Raw records:
========================================================================

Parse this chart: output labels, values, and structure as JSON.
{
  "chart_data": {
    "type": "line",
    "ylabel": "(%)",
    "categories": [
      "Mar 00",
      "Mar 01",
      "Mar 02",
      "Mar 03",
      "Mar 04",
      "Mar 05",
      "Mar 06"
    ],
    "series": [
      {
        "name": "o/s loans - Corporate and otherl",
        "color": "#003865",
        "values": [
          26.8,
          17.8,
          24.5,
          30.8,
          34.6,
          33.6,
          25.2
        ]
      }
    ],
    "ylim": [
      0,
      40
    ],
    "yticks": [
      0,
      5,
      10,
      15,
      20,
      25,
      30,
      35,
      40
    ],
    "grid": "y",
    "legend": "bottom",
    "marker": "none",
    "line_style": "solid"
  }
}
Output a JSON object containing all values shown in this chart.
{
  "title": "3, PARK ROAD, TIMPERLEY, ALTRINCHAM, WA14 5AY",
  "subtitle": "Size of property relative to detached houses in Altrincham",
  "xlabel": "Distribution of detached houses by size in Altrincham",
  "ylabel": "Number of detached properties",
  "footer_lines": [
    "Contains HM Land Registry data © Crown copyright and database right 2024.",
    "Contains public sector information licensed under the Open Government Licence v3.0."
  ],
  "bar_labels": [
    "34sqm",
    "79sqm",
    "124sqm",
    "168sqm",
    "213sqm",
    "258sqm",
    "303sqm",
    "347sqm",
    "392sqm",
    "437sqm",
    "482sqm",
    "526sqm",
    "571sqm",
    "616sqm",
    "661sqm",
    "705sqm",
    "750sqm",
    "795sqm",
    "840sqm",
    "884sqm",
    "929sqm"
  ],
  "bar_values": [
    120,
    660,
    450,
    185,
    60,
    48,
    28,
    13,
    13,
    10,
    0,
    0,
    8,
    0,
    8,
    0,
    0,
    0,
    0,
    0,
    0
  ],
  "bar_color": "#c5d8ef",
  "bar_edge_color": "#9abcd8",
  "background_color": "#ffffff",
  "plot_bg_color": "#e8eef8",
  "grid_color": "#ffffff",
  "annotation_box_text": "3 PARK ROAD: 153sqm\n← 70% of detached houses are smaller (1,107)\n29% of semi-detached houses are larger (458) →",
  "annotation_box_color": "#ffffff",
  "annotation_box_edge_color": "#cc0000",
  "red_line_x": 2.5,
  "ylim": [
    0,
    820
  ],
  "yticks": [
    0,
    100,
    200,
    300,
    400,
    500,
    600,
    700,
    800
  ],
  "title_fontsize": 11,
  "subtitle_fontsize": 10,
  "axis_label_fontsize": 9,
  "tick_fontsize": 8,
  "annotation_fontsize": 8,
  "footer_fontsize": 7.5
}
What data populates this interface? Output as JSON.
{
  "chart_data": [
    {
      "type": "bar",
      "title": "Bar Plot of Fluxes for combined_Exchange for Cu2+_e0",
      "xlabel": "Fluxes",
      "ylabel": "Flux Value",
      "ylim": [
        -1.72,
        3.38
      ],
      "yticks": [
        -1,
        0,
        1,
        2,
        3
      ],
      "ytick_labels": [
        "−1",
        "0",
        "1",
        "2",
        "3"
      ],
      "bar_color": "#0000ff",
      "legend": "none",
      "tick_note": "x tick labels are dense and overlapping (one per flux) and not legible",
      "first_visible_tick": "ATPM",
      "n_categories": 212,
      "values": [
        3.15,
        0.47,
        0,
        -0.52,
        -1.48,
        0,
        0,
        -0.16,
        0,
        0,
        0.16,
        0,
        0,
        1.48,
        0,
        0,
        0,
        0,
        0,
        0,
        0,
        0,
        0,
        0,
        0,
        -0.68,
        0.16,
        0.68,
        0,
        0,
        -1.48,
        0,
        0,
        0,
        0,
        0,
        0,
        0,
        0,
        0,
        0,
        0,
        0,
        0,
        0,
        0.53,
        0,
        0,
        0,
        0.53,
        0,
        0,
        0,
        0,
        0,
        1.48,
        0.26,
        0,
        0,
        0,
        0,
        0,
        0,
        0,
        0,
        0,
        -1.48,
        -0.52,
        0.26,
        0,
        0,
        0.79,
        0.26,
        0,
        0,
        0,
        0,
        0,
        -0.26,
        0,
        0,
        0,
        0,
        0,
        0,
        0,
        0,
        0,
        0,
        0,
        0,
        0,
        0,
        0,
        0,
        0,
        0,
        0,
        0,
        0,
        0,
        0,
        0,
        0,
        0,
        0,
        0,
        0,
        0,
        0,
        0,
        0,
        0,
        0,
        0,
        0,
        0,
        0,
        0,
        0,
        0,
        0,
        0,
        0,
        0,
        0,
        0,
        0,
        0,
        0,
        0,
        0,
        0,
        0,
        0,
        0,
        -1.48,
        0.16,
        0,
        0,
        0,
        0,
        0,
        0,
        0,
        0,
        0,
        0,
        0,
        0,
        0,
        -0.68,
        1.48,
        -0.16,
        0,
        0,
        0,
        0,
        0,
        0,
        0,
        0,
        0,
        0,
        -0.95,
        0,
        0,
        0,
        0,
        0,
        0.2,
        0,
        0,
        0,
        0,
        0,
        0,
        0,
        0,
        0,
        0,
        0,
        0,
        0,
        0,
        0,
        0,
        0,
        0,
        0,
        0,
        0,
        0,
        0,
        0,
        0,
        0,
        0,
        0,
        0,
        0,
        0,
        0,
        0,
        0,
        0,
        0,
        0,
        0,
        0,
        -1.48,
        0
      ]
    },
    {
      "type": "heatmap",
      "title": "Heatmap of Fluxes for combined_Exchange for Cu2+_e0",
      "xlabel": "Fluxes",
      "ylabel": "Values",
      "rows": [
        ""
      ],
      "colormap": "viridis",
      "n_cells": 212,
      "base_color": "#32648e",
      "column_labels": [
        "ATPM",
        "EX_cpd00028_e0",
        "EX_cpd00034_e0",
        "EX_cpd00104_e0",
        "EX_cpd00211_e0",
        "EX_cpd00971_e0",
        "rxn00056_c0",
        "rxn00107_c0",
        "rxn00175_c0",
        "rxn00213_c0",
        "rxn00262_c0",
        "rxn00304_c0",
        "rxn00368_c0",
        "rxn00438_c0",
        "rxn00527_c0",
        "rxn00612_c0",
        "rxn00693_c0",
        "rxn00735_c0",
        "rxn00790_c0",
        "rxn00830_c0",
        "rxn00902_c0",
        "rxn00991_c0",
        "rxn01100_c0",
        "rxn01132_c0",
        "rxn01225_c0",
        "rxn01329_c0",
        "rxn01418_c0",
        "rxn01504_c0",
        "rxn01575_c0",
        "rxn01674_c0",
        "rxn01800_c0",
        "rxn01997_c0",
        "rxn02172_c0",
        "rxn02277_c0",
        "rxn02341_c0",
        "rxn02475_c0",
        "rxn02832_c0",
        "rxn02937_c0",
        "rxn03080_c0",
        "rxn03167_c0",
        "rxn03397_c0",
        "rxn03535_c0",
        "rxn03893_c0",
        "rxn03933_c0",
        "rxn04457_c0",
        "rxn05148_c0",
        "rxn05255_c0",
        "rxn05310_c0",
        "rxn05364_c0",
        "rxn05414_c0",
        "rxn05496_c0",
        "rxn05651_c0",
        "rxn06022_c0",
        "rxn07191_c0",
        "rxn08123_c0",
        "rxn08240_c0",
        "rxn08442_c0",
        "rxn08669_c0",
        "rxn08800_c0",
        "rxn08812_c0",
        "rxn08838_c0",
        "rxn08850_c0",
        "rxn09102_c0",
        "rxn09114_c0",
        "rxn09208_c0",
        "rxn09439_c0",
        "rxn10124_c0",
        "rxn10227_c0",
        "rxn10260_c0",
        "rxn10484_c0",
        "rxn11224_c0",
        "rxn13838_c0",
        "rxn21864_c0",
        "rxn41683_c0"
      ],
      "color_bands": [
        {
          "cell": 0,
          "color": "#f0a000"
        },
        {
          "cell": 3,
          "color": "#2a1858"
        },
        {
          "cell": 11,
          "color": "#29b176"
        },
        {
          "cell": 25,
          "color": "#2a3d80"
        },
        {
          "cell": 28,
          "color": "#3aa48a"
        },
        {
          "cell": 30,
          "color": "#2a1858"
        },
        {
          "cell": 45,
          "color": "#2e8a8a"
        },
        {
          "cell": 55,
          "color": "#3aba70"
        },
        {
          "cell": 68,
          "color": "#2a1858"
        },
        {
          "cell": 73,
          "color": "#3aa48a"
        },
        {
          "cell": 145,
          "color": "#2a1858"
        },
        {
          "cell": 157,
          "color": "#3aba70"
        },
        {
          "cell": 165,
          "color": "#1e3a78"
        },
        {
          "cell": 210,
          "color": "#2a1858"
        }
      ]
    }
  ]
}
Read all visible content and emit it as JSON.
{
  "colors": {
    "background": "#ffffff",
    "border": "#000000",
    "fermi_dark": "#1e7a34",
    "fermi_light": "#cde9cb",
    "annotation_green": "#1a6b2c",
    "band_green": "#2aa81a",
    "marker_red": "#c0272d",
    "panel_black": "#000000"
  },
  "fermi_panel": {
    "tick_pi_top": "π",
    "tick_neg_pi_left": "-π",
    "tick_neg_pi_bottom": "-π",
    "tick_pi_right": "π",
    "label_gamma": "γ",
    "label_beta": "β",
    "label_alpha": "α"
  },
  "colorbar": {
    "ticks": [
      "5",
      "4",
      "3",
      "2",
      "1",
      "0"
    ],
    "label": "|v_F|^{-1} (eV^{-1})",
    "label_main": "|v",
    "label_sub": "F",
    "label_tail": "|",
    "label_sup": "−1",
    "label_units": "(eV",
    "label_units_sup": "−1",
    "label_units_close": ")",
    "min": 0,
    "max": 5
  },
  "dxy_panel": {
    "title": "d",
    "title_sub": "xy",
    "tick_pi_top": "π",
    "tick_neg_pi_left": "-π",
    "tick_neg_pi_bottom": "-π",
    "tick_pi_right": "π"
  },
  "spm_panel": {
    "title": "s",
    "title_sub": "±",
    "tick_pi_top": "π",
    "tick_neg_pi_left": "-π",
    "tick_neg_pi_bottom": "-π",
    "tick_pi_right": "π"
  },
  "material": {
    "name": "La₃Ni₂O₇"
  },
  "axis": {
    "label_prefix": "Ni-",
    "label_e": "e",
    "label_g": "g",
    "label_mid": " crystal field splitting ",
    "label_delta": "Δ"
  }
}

========================================================================

Task: In the records above, locate every line with the string "this" and copy it.

Reply to the exercise:
Parse this chart: output labels, values, and structure as JSON.
Output a JSON object containing all values shown in this chart.
What data populates this interface? Output as JSON.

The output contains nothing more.